* _TASK TO COMPLETE_
Write every record out again exactly, and keep images out of it.

* _STORED RECORDS_
________________________
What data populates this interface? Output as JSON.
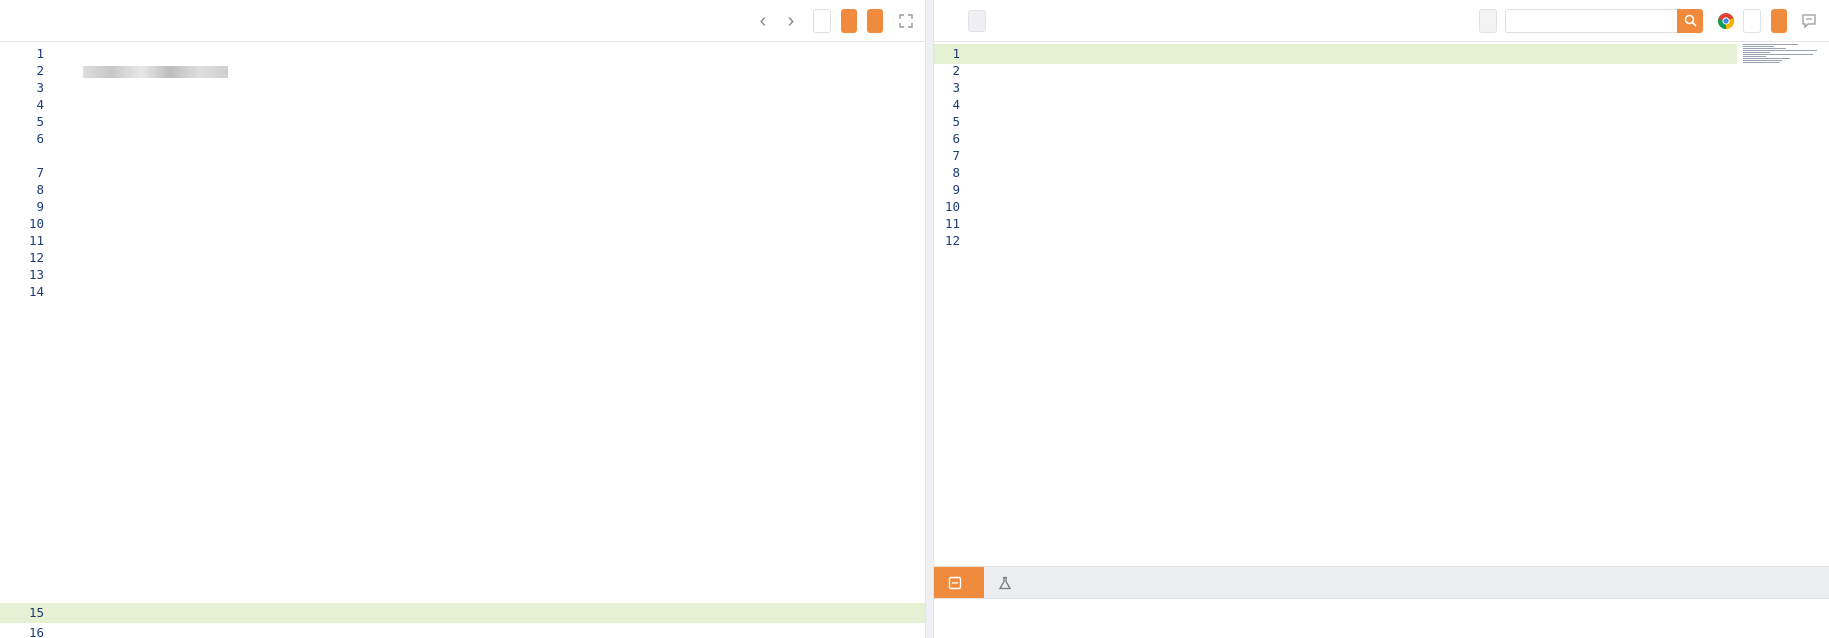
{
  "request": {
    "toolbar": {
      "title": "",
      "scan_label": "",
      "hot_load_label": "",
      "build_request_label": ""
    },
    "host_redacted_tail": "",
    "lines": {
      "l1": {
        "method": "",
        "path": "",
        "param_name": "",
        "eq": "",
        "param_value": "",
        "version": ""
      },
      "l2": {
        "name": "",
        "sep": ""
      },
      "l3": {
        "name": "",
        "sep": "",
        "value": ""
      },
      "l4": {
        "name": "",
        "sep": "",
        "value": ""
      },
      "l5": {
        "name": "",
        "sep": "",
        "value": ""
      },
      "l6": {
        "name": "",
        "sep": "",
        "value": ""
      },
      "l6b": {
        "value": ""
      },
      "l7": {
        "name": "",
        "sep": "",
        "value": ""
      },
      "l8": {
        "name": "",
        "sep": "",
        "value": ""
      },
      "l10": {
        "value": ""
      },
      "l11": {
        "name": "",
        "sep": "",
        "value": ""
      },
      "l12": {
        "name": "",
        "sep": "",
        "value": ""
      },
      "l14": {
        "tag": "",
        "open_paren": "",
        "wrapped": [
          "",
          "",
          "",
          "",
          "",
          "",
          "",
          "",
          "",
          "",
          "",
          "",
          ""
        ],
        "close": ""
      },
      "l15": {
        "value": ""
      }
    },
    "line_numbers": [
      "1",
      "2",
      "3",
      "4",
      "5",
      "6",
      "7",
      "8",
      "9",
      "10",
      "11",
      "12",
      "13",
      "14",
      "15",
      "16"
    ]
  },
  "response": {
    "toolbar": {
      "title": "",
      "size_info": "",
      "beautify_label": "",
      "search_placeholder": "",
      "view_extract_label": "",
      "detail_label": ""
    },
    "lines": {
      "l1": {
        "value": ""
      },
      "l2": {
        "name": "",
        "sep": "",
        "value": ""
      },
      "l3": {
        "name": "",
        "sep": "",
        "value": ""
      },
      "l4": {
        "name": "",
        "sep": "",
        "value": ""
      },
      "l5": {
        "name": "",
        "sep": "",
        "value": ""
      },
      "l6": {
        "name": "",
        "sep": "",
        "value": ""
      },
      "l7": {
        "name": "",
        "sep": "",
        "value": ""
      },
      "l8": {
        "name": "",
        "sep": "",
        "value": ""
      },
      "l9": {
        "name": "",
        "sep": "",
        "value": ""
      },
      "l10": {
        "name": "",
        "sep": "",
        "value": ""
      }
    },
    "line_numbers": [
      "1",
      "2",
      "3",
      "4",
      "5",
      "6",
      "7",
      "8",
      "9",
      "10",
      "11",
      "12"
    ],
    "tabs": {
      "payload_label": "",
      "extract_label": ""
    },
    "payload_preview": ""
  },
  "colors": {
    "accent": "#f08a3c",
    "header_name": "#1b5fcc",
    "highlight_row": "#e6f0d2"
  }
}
________________________
* _ANSWER TO THIS TASK_
What data populates this interface? Output as JSON.
{
  "request": {
    "toolbar": {
      "title": "",
      "scan_label": "",
      "hot_load_label": "",
      "build_request_label": ""
    },
    "host_redacted_tail": "",
    "lines": {
      "l1": {
        "method": "",
        "path": "",
        "param_name": "",
        "eq": "",
        "param_value": "",
        "version": ""
      },
      "l2": {
        "name": "",
        "sep": ""
      },
      "l3": {
        "name": "",
        "sep": "",
        "value": ""
      },
      "l4": {
        "name": "",
        "sep": "",
        "value": ""
      },
      "l5": {
        "name": "",
        "sep": "",
        "value": ""
      },
      "l6": {
        "name": "",
        "sep": "",
        "value": ""
      },
      "l6b": {
        "value": ""
      },
      "l7": {
        "name": "",
        "sep": "",
        "value": ""
      },
      "l8": {
        "name": "",
        "sep": "",
        "value": ""
      },
      "l10": {
        "value": ""
      },
      "l11": {
        "name": "",
        "sep": "",
        "value": ""
      },
      "l12": {
        "name": "",
        "sep": "",
        "value": ""
      },
      "l14": {
        "tag": "",
        "open_paren": "",
        "wrapped": [
          "",
          "",
          "",
          "",
          "",
          "",
          "",
          "",
          "",
          "",
          "",
          "",
          ""
        ],
        "close": ""
      },
      "l15": {
        "value": ""
      }
    },
    "line_numbers": [
      "1",
      "2",
      "3",
      "4",
      "5",
      "6",
      "7",
      "8",
      "9",
      "10",
      "11",
      "12",
      "13",
      "14",
      "15",
      "16"
    ]
  },
  "response": {
    "toolbar": {
      "title": "",
      "size_info": "",
      "beautify_label": "",
      "search_placeholder": "",
      "view_extract_label": "",
      "detail_label": ""
    },
    "lines": {
      "l1": {
        "value": ""
      },
      "l2": {
        "name": "",
        "sep": "",
        "value": ""
      },
      "l3": {
        "name": "",
        "sep": "",
        "value": ""
      },
      "l4": {
        "name": "",
        "sep": "",
        "value": ""
      },
      "l5": {
        "name": "",
        "sep": "",
        "value": ""
      },
      "l6": {
        "name": "",
        "sep": "",
        "value": ""
      },
      "l7": {
        "name": "",
        "sep": "",
        "value": ""
      },
      "l8": {
        "name": "",
        "sep": "",
        "value": ""
      },
      "l9": {
        "name": "",
        "sep": "",
        "value": ""
      },
      "l10": {
        "name": "",
        "sep": "",
        "value": ""
      }
    },
    "line_numbers": [
      "1",
      "2",
      "3",
      "4",
      "5",
      "6",
      "7",
      "8",
      "9",
      "10",
      "11",
      "12"
    ],
    "tabs": {
      "payload_label": "",
      "extract_label": ""
    },
    "payload_preview": ""
  },
  "colors": {
    "accent": "#f08a3c",
    "header_name": "#1b5fcc",
    "highlight_row": "#e6f0d2"
  }
}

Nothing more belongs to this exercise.